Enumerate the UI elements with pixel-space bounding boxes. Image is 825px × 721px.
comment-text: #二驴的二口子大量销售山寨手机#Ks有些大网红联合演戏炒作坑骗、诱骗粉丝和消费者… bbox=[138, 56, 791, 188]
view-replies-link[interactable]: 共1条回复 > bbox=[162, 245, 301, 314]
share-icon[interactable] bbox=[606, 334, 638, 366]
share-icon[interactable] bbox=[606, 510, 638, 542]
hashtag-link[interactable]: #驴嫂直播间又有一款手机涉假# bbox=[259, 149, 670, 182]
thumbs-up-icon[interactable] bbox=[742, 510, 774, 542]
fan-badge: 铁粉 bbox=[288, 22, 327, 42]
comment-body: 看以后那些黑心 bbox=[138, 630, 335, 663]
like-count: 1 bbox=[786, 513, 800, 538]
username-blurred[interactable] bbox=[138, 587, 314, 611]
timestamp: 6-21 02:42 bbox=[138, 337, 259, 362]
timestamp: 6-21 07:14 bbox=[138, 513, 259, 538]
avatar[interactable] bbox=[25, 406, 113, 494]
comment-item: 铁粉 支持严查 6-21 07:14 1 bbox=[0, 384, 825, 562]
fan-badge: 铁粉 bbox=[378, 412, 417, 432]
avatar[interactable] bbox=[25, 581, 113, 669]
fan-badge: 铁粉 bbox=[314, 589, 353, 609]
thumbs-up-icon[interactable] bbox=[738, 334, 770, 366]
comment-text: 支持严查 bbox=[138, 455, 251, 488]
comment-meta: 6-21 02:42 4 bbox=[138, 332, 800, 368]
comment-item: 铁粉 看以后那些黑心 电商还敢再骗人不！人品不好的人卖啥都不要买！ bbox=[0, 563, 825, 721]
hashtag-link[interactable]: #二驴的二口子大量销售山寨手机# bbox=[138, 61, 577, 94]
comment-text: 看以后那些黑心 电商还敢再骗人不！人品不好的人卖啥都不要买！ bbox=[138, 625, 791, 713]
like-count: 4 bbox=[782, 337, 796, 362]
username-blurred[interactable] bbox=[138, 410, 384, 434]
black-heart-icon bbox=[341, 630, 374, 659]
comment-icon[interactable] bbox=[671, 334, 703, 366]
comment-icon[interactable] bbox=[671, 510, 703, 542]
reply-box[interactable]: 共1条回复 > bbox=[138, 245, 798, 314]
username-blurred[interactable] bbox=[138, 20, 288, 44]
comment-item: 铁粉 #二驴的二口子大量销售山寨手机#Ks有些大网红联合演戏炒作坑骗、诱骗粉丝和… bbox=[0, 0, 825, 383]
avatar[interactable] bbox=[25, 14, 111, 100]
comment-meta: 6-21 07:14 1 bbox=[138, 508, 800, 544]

-=-=-

== Aim of the exercise ==
Lay out every line of the records above as a Markdown table with two columns, "No." for the row number and "Line" for the line, and omit any blank lines.

== Response to this task ==
| No. | Line |
|---|---|
| 1 | Enumerate the UI elements with pixel-space bounding boxes. Image is 825px × 721px. |
| 2 | comment-text: #二驴的二口子大量销售山寨手机#Ks有些大网红联合演戏炒作坑骗、诱骗粉丝和消费者… bbox=[138, 56, 791, 188] |
| 3 | view-replies-link[interactable]: 共1条回复 > bbox=[162, 245, 301, 314] |
| 4 | share-icon[interactable] bbox=[606, 334, 638, 366] |
| 5 | share-icon[interactable] bbox=[606, 510, 638, 542] |
| 6 | hashtag-link[interactable]: #驴嫂直播间又有一款手机涉假# bbox=[259, 149, 670, 182] |
| 7 | thumbs-up-icon[interactable] bbox=[742, 510, 774, 542] |
| 8 | fan-badge: 铁粉 bbox=[288, 22, 327, 42] |
| 9 | comment-body: 看以后那些黑心 bbox=[138, 630, 335, 663] |
| 10 | like-count: 1 bbox=[786, 513, 800, 538] |
| 11 | username-blurred[interactable] bbox=[138, 587, 314, 611] |
| 12 | timestamp: 6-21 02:42 bbox=[138, 337, 259, 362] |
| 13 | timestamp: 6-21 07:14 bbox=[138, 513, 259, 538] |
| 14 | avatar[interactable] bbox=[25, 406, 113, 494] |
| 15 | comment-item: 铁粉 支持严查 6-21 07:14 1 bbox=[0, 384, 825, 562] |
| 16 | fan-badge: 铁粉 bbox=[378, 412, 417, 432] |
| 17 | avatar[interactable] bbox=[25, 581, 113, 669] |
| 18 | fan-badge: 铁粉 bbox=[314, 589, 353, 609] |
| 19 | thumbs-up-icon[interactable] bbox=[738, 334, 770, 366] |
| 20 | comment-text: 支持严查 bbox=[138, 455, 251, 488] |
| 21 | comment-meta: 6-21 02:42 4 bbox=[138, 332, 800, 368] |
| 22 | comment-item: 铁粉 看以后那些黑心 电商还敢再骗人不！人品不好的人卖啥都不要买！ bbox=[0, 563, 825, 721] |
| 23 | hashtag-link[interactable]: #二驴的二口子大量销售山寨手机# bbox=[138, 61, 577, 94] |
| 24 | comment-text: 看以后那些黑心 电商还敢再骗人不！人品不好的人卖啥都不要买！ bbox=[138, 625, 791, 713] |
| 25 | like-count: 4 bbox=[782, 337, 796, 362] |
| 26 | username-blurred[interactable] bbox=[138, 410, 384, 434] |
| 27 | black-heart-icon bbox=[341, 630, 374, 659] |
| 28 | comment-icon[interactable] bbox=[671, 334, 703, 366] |
| 29 | comment-icon[interactable] bbox=[671, 510, 703, 542] |
| 30 | reply-box[interactable]: 共1条回复 > bbox=[138, 245, 798, 314] |
| 31 | username-blurred[interactable] bbox=[138, 20, 288, 44] |
| 32 | comment-item: 铁粉 #二驴的二口子大量销售山寨手机#Ks有些大网红联合演戏炒作坑骗、诱骗粉丝和… bbox=[0, 0, 825, 383] |
| 33 | avatar[interactable] bbox=[25, 14, 111, 100] |
| 34 | comment-meta: 6-21 07:14 1 bbox=[138, 508, 800, 544] |